(INSTRUCTION) Copy every record word for word.

--- begin DATA SECTION ---

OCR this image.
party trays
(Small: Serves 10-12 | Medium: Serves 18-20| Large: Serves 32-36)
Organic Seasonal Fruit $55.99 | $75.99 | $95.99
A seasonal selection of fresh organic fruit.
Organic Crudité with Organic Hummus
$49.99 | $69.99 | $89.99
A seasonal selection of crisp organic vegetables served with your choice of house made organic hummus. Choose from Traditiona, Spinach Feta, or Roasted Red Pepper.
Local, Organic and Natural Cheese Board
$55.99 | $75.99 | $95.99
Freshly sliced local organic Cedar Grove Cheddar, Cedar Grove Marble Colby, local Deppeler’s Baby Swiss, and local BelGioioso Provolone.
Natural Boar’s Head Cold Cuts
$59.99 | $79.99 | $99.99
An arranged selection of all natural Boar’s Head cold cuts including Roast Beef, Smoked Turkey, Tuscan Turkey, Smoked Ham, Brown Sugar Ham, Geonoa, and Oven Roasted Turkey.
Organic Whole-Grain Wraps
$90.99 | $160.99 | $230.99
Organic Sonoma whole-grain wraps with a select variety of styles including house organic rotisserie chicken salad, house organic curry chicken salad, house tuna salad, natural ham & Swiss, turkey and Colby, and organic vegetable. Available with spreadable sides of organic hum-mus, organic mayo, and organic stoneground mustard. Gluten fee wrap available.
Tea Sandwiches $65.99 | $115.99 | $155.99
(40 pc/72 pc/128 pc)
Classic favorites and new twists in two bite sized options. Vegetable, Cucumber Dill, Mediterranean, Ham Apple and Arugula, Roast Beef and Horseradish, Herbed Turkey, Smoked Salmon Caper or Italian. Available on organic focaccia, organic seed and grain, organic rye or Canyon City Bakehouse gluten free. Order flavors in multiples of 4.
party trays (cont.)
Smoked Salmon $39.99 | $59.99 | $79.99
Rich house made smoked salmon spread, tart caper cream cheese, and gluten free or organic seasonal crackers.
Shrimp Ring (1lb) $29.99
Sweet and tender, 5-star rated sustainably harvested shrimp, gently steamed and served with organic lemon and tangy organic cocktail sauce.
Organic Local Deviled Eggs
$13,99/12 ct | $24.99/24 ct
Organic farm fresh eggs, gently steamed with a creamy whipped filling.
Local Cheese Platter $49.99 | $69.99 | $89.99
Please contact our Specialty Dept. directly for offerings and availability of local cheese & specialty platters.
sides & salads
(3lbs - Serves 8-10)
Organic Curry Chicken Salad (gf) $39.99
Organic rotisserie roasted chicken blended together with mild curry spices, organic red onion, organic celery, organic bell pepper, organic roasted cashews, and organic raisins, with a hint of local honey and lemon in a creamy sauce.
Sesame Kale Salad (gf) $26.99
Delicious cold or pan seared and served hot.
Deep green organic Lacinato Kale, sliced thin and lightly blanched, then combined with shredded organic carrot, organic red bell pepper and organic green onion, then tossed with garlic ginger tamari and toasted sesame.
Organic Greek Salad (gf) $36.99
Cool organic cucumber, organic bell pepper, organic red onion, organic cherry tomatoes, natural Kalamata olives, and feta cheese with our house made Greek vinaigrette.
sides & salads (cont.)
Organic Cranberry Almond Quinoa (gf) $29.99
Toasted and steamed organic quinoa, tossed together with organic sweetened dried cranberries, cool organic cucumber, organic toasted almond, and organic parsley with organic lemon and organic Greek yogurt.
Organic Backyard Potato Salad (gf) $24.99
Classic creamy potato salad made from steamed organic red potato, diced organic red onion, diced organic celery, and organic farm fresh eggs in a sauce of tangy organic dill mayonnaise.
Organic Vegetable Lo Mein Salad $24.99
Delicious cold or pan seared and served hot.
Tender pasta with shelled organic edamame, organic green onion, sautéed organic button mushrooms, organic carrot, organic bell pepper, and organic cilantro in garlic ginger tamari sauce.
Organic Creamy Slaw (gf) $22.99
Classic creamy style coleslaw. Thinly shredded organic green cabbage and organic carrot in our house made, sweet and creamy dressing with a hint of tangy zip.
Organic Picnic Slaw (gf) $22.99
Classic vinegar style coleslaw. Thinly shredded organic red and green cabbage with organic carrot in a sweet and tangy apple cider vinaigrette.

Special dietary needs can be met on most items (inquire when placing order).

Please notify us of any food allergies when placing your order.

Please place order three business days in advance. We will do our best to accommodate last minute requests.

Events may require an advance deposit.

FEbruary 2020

--- end DATA SECTION ---

(RESULT OF THE EXERCISE)
OCR this image.
party trays
(Small: Serves 10-12 | Medium: Serves 18-20| Large: Serves 32-36)
Organic Seasonal Fruit $55.99 | $75.99 | $95.99
A seasonal selection of fresh organic fruit.
Organic Crudité with Organic Hummus
$49.99 | $69.99 | $89.99
A seasonal selection of crisp organic vegetables served with your choice of house made organic hummus. Choose from Traditiona, Spinach Feta, or Roasted Red Pepper.
Local, Organic and Natural Cheese Board
$55.99 | $75.99 | $95.99
Freshly sliced local organic Cedar Grove Cheddar, Cedar Grove Marble Colby, local Deppeler’s Baby Swiss, and local BelGioioso Provolone.
Natural Boar’s Head Cold Cuts
$59.99 | $79.99 | $99.99
An arranged selection of all natural Boar’s Head cold cuts including Roast Beef, Smoked Turkey, Tuscan Turkey, Smoked Ham, Brown Sugar Ham, Geonoa, and Oven Roasted Turkey.
Organic Whole-Grain Wraps
$90.99 | $160.99 | $230.99
Organic Sonoma whole-grain wraps with a select variety of styles including house organic rotisserie chicken salad, house organic curry chicken salad, house tuna salad, natural ham & Swiss, turkey and Colby, and organic vegetable. Available with spreadable sides of organic hum-mus, organic mayo, and organic stoneground mustard. Gluten fee wrap available.
Tea Sandwiches $65.99 | $115.99 | $155.99
(40 pc/72 pc/128 pc)
Classic favorites and new twists in two bite sized options. Vegetable, Cucumber Dill, Mediterranean, Ham Apple and Arugula, Roast Beef and Horseradish, Herbed Turkey, Smoked Salmon Caper or Italian. Available on organic focaccia, organic seed and grain, organic rye or Canyon City Bakehouse gluten free. Order flavors in multiples of 4.
party trays (cont.)
Smoked Salmon $39.99 | $59.99 | $79.99
Rich house made smoked salmon spread, tart caper cream cheese, and gluten free or organic seasonal crackers.
Shrimp Ring (1lb) $29.99
Sweet and tender, 5-star rated sustainably harvested shrimp, gently steamed and served with organic lemon and tangy organic cocktail sauce.
Organic Local Deviled Eggs
$13,99/12 ct | $24.99/24 ct
Organic farm fresh eggs, gently steamed with a creamy whipped filling.
Local Cheese Platter $49.99 | $69.99 | $89.99
Please contact our Specialty Dept. directly for offerings and availability of local cheese & specialty platters.
sides & salads
(3lbs - Serves 8-10)
Organic Curry Chicken Salad (gf) $39.99
Organic rotisserie roasted chicken blended together with mild curry spices, organic red onion, organic celery, organic bell pepper, organic roasted cashews, and organic raisins, with a hint of local honey and lemon in a creamy sauce.
Sesame Kale Salad (gf) $26.99
Delicious cold or pan seared and served hot.
Deep green organic Lacinato Kale, sliced thin and lightly blanched, then combined with shredded organic carrot, organic red bell pepper and organic green onion, then tossed with garlic ginger tamari and toasted sesame.
Organic Greek Salad (gf) $36.99
Cool organic cucumber, organic bell pepper, organic red onion, organic cherry tomatoes, natural Kalamata olives, and feta cheese with our house made Greek vinaigrette.
sides & salads (cont.)
Organic Cranberry Almond Quinoa (gf) $29.99
Toasted and steamed organic quinoa, tossed together with organic sweetened dried cranberries, cool organic cucumber, organic toasted almond, and organic parsley with organic lemon and organic Greek yogurt.
Organic Backyard Potato Salad (gf) $24.99
Classic creamy potato salad made from steamed organic red potato, diced organic red onion, diced organic celery, and organic farm fresh eggs in a sauce of tangy organic dill mayonnaise.
Organic Vegetable Lo Mein Salad $24.99
Delicious cold or pan seared and served hot.
Tender pasta with shelled organic edamame, organic green onion, sautéed organic button mushrooms, organic carrot, organic bell pepper, and organic cilantro in garlic ginger tamari sauce.
Organic Creamy Slaw (gf) $22.99
Classic creamy style coleslaw. Thinly shredded organic green cabbage and organic carrot in our house made, sweet and creamy dressing with a hint of tangy zip.
Organic Picnic Slaw (gf) $22.99
Classic vinegar style coleslaw. Thinly shredded organic red and green cabbage with organic carrot in a sweet and tangy apple cider vinaigrette.

Special dietary needs can be met on most items (inquire when placing order).

Please notify us of any food allergies when placing your order.

Please place order three business days in advance. We will do our best to accommodate last minute requests.

Events may require an advance deposit.

FEbruary 2020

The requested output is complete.